# Goal:
Reproduce each line of the listing exactly.
START Exercise materials
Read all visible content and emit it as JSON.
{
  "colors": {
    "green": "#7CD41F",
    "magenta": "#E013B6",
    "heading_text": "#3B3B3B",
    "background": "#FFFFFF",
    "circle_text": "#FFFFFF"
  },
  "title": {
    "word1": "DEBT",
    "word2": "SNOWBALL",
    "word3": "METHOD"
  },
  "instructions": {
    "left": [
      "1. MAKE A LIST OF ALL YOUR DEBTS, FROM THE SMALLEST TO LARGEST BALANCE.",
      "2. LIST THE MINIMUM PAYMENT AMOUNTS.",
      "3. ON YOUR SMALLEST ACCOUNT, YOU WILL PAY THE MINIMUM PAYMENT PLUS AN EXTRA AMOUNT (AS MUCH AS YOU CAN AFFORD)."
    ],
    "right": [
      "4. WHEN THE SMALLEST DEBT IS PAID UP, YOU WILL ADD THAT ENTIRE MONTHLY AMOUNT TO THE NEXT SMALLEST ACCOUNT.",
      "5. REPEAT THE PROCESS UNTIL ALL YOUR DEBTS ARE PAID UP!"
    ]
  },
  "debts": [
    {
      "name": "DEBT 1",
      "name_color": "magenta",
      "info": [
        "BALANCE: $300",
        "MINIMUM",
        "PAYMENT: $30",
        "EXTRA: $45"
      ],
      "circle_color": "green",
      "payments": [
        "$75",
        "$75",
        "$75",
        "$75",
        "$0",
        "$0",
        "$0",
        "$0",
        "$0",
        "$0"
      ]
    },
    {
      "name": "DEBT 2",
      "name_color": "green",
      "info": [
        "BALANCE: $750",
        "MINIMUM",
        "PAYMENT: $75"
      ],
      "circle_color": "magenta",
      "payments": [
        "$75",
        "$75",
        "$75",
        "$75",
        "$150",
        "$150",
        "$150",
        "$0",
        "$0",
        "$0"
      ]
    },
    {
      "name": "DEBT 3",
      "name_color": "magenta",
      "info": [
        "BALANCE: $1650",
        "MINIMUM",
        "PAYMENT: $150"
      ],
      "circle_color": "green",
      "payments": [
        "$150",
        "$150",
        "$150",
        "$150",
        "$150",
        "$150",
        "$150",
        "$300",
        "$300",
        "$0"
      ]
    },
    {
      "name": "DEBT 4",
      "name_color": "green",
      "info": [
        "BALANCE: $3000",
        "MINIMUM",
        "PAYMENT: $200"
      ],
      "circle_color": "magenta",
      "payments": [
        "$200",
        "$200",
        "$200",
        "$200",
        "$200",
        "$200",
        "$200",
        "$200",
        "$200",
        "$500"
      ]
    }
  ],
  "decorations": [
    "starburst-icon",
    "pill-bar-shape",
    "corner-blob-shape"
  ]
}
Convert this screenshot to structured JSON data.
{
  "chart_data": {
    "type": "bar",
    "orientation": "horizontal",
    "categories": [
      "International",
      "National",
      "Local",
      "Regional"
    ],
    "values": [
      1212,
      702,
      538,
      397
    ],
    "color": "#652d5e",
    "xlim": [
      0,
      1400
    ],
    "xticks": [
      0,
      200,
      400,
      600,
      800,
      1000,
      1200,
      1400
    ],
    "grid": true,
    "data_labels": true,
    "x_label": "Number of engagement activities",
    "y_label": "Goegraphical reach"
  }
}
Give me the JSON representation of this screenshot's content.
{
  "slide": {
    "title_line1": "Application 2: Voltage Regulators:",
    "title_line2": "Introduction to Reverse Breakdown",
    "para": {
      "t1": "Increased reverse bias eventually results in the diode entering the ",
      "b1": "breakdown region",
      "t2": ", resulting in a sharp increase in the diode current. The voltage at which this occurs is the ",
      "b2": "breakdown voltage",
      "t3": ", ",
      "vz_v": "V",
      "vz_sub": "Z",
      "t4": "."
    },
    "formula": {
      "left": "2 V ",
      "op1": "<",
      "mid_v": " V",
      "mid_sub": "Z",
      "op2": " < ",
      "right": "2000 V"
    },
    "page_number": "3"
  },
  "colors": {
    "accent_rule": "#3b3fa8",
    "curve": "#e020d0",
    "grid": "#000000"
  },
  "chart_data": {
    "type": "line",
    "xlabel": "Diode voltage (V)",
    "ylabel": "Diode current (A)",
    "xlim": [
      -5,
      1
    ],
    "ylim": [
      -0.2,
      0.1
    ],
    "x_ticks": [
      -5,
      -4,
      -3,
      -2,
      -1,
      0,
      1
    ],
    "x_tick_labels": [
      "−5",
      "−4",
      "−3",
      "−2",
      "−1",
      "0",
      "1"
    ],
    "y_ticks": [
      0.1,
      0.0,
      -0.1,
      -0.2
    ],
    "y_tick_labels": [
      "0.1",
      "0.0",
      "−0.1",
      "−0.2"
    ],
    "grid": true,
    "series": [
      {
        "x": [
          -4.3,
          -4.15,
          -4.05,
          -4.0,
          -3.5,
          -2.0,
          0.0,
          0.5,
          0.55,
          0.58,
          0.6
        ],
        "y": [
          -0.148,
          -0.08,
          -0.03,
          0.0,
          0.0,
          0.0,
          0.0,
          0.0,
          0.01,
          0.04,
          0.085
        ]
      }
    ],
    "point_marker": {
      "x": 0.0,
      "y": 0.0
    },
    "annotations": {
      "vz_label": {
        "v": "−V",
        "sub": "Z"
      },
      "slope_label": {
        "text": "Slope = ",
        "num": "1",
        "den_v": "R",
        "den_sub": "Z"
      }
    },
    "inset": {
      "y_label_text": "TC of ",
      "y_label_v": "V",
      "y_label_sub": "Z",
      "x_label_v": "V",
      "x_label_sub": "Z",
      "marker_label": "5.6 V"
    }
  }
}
END Exercise materials
# Task answer:
Read all visible content and emit it as JSON.
{
  "colors": {
    "green": "#7CD41F",
    "magenta": "#E013B6",
    "heading_text": "#3B3B3B",
    "background": "#FFFFFF",
    "circle_text": "#FFFFFF"
  },
  "title": {
    "word1": "DEBT",
    "word2": "SNOWBALL",
    "word3": "METHOD"
  },
  "instructions": {
    "left": [
      "1. MAKE A LIST OF ALL YOUR DEBTS, FROM THE SMALLEST TO LARGEST BALANCE.",
      "2. LIST THE MINIMUM PAYMENT AMOUNTS.",
      "3. ON YOUR SMALLEST ACCOUNT, YOU WILL PAY THE MINIMUM PAYMENT PLUS AN EXTRA AMOUNT (AS MUCH AS YOU CAN AFFORD)."
    ],
    "right": [
      "4. WHEN THE SMALLEST DEBT IS PAID UP, YOU WILL ADD THAT ENTIRE MONTHLY AMOUNT TO THE NEXT SMALLEST ACCOUNT.",
      "5. REPEAT THE PROCESS UNTIL ALL YOUR DEBTS ARE PAID UP!"
    ]
  },
  "debts": [
    {
      "name": "DEBT 1",
      "name_color": "magenta",
      "info": [
        "BALANCE: $300",
        "MINIMUM",
        "PAYMENT: $30",
        "EXTRA: $45"
      ],
      "circle_color": "green",
      "payments": [
        "$75",
        "$75",
        "$75",
        "$75",
        "$0",
        "$0",
        "$0",
        "$0",
        "$0",
        "$0"
      ]
    },
    {
      "name": "DEBT 2",
      "name_color": "green",
      "info": [
        "BALANCE: $750",
        "MINIMUM",
        "PAYMENT: $75"
      ],
      "circle_color": "magenta",
      "payments": [
        "$75",
        "$75",
        "$75",
        "$75",
        "$150",
        "$150",
        "$150",
        "$0",
        "$0",
        "$0"
      ]
    },
    {
      "name": "DEBT 3",
      "name_color": "magenta",
      "info": [
        "BALANCE: $1650",
        "MINIMUM",
        "PAYMENT: $150"
      ],
      "circle_color": "green",
      "payments": [
        "$150",
        "$150",
        "$150",
        "$150",
        "$150",
        "$150",
        "$150",
        "$300",
        "$300",
        "$0"
      ]
    },
    {
      "name": "DEBT 4",
      "name_color": "green",
      "info": [
        "BALANCE: $3000",
        "MINIMUM",
        "PAYMENT: $200"
      ],
      "circle_color": "magenta",
      "payments": [
        "$200",
        "$200",
        "$200",
        "$200",
        "$200",
        "$200",
        "$200",
        "$200",
        "$200",
        "$500"
      ]
    }
  ],
  "decorations": [
    "starburst-icon",
    "pill-bar-shape",
    "corner-blob-shape"
  ]
}
Convert this screenshot to structured JSON data.
{
  "chart_data": {
    "type": "bar",
    "orientation": "horizontal",
    "categories": [
      "International",
      "National",
      "Local",
      "Regional"
    ],
    "values": [
      1212,
      702,
      538,
      397
    ],
    "color": "#652d5e",
    "xlim": [
      0,
      1400
    ],
    "xticks": [
      0,
      200,
      400,
      600,
      800,
      1000,
      1200,
      1400
    ],
    "grid": true,
    "data_labels": true,
    "x_label": "Number of engagement activities",
    "y_label": "Goegraphical reach"
  }
}
Give me the JSON representation of this screenshot's content.
{
  "slide": {
    "title_line1": "Application 2: Voltage Regulators:",
    "title_line2": "Introduction to Reverse Breakdown",
    "para": {
      "t1": "Increased reverse bias eventually results in the diode entering the ",
      "b1": "breakdown region",
      "t2": ", resulting in a sharp increase in the diode current. The voltage at which this occurs is the ",
      "b2": "breakdown voltage",
      "t3": ", ",
      "vz_v": "V",
      "vz_sub": "Z",
      "t4": "."
    },
    "formula": {
      "left": "2 V ",
      "op1": "<",
      "mid_v": " V",
      "mid_sub": "Z",
      "op2": " < ",
      "right": "2000 V"
    },
    "page_number": "3"
  },
  "colors": {
    "accent_rule": "#3b3fa8",
    "curve": "#e020d0",
    "grid": "#000000"
  },
  "chart_data": {
    "type": "line",
    "xlabel": "Diode voltage (V)",
    "ylabel": "Diode current (A)",
    "xlim": [
      -5,
      1
    ],
    "ylim": [
      -0.2,
      0.1
    ],
    "x_ticks": [
      -5,
      -4,
      -3,
      -2,
      -1,
      0,
      1
    ],
    "x_tick_labels": [
      "−5",
      "−4",
      "−3",
      "−2",
      "−1",
      "0",
      "1"
    ],
    "y_ticks": [
      0.1,
      0.0,
      -0.1,
      -0.2
    ],
    "y_tick_labels": [
      "0.1",
      "0.0",
      "−0.1",
      "−0.2"
    ],
    "grid": true,
    "series": [
      {
        "x": [
          -4.3,
          -4.15,
          -4.05,
          -4.0,
          -3.5,
          -2.0,
          0.0,
          0.5,
          0.55,
          0.58,
          0.6
        ],
        "y": [
          -0.148,
          -0.08,
          -0.03,
          0.0,
          0.0,
          0.0,
          0.0,
          0.0,
          0.01,
          0.04,
          0.085
        ]
      }
    ],
    "point_marker": {
      "x": 0.0,
      "y": 0.0
    },
    "annotations": {
      "vz_label": {
        "v": "−V",
        "sub": "Z"
      },
      "slope_label": {
        "text": "Slope = ",
        "num": "1",
        "den_v": "R",
        "den_sub": "Z"
      }
    },
    "inset": {
      "y_label_text": "TC of ",
      "y_label_v": "V",
      "y_label_sub": "Z",
      "x_label_v": "V",
      "x_label_sub": "Z",
      "marker_label": "5.6 V"
    }
  }
}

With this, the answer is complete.